* **Exercise description**: Find the string "JSON" and gather every line that holds it.

* **Input material**:
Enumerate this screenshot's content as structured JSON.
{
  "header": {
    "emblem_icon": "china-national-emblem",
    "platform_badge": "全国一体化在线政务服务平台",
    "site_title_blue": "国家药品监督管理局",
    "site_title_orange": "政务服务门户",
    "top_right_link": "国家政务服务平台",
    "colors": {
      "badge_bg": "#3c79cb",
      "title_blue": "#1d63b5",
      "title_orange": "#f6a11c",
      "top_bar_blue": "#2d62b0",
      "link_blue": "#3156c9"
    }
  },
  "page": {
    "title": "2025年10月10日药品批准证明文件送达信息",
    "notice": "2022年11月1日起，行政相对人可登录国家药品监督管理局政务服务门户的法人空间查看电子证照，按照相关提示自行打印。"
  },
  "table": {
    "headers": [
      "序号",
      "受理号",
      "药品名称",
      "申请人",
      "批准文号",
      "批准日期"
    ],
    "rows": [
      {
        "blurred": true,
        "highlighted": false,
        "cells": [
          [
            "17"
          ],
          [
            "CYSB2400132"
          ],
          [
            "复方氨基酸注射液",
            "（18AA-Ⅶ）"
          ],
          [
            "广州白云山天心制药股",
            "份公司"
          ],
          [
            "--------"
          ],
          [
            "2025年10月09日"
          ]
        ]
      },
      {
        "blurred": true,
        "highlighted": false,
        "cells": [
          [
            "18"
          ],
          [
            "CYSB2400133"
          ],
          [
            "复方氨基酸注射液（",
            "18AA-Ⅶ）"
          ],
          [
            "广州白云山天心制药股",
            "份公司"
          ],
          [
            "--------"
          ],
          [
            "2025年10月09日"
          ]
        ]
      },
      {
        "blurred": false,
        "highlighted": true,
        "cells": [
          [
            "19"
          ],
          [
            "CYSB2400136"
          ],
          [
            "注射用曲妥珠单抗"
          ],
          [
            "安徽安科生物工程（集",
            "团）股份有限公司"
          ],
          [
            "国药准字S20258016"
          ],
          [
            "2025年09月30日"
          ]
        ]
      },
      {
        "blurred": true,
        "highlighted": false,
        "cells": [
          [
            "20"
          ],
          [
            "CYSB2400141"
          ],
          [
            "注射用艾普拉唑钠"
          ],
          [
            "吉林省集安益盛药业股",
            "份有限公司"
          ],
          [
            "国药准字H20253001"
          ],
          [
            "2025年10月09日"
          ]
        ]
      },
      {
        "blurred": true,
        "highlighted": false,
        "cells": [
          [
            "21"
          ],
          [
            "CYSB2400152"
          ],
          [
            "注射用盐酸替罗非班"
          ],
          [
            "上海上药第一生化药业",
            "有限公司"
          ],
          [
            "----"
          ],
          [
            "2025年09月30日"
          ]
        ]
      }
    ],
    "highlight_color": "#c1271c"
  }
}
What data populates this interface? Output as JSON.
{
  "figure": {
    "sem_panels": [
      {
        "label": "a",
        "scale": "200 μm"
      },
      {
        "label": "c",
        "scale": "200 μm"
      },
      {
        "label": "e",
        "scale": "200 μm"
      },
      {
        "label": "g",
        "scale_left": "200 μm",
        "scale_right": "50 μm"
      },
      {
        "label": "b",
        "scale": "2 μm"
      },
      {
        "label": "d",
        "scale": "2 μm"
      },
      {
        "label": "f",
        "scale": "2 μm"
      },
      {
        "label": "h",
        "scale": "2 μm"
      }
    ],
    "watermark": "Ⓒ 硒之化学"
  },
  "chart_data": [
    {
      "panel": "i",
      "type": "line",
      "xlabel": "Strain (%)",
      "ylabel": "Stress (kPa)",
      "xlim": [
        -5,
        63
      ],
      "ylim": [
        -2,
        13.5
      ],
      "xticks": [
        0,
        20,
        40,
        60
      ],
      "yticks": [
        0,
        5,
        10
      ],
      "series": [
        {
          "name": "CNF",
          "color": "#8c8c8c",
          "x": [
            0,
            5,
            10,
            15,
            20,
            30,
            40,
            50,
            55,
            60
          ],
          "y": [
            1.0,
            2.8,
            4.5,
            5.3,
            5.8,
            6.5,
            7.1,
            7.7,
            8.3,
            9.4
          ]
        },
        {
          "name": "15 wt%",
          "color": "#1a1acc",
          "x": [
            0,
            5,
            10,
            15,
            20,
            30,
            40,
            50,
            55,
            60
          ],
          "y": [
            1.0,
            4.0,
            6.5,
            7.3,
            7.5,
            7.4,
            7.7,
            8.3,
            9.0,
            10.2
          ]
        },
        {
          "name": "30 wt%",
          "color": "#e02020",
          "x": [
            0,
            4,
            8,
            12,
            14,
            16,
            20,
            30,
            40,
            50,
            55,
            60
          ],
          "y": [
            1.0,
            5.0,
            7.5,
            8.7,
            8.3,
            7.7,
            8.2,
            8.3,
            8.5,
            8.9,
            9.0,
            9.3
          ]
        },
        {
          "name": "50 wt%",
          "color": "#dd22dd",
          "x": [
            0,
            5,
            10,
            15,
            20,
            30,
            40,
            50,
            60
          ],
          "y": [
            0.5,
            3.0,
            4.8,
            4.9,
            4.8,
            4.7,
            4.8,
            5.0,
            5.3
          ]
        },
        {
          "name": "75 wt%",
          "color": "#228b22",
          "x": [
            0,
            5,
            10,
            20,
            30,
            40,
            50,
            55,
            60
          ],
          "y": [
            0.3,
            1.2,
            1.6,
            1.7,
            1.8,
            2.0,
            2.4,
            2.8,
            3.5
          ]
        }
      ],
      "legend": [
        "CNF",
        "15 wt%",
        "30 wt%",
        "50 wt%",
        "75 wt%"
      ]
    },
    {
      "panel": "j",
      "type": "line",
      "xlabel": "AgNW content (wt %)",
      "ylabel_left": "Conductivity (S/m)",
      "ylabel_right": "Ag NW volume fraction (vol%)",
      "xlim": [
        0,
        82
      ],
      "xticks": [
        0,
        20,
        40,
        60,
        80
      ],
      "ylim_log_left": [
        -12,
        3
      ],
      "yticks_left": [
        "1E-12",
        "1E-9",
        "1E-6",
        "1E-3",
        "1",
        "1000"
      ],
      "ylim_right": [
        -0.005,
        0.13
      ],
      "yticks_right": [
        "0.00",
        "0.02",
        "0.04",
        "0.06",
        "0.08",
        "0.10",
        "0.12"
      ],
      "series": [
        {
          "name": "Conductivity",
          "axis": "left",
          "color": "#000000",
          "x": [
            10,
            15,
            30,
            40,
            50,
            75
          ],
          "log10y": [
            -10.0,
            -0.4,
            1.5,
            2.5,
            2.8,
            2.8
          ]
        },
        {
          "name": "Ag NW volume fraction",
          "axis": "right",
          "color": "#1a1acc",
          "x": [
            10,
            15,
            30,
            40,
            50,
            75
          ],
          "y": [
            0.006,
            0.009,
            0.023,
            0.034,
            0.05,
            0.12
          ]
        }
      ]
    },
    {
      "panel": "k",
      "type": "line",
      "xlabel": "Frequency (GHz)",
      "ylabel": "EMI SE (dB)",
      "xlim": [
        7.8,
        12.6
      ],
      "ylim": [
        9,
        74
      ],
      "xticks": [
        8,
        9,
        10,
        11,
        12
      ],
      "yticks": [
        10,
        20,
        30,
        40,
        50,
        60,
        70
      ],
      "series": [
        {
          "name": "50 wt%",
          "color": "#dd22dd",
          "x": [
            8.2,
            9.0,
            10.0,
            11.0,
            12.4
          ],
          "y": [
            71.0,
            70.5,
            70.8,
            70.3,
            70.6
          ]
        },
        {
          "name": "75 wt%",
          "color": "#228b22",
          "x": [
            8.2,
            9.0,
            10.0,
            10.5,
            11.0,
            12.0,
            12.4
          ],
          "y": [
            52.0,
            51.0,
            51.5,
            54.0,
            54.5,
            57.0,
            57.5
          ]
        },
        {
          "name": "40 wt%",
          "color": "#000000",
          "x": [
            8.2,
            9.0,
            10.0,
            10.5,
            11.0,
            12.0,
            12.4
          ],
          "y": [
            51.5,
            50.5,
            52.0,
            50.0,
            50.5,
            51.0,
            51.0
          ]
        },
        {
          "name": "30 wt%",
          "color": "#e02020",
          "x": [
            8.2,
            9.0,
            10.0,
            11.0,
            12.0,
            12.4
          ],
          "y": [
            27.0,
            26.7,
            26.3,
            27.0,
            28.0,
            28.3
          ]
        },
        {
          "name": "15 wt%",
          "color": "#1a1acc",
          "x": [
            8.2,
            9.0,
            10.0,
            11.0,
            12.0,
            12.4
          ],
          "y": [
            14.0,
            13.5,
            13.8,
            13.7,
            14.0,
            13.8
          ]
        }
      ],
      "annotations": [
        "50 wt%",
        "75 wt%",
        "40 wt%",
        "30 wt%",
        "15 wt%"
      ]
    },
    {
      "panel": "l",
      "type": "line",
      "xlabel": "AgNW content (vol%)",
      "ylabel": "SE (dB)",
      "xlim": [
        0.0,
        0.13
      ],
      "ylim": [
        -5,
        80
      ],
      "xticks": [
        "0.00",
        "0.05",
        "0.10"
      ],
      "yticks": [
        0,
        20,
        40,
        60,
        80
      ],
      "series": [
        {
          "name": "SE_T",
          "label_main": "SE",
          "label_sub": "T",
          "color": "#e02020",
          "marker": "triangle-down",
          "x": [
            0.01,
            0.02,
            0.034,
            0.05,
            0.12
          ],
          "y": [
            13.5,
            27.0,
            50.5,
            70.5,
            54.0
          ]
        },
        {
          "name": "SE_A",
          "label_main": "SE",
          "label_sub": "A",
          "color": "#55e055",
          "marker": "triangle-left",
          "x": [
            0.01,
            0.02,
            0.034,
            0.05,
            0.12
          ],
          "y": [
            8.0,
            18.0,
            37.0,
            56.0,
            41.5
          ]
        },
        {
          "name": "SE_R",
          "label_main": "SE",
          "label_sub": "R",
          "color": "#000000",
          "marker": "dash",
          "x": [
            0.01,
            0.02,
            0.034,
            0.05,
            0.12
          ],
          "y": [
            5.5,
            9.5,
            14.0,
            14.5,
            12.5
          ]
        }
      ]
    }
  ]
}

* **Task result**:
Enumerate this screenshot's content as structured JSON.
What data populates this interface? Output as JSON.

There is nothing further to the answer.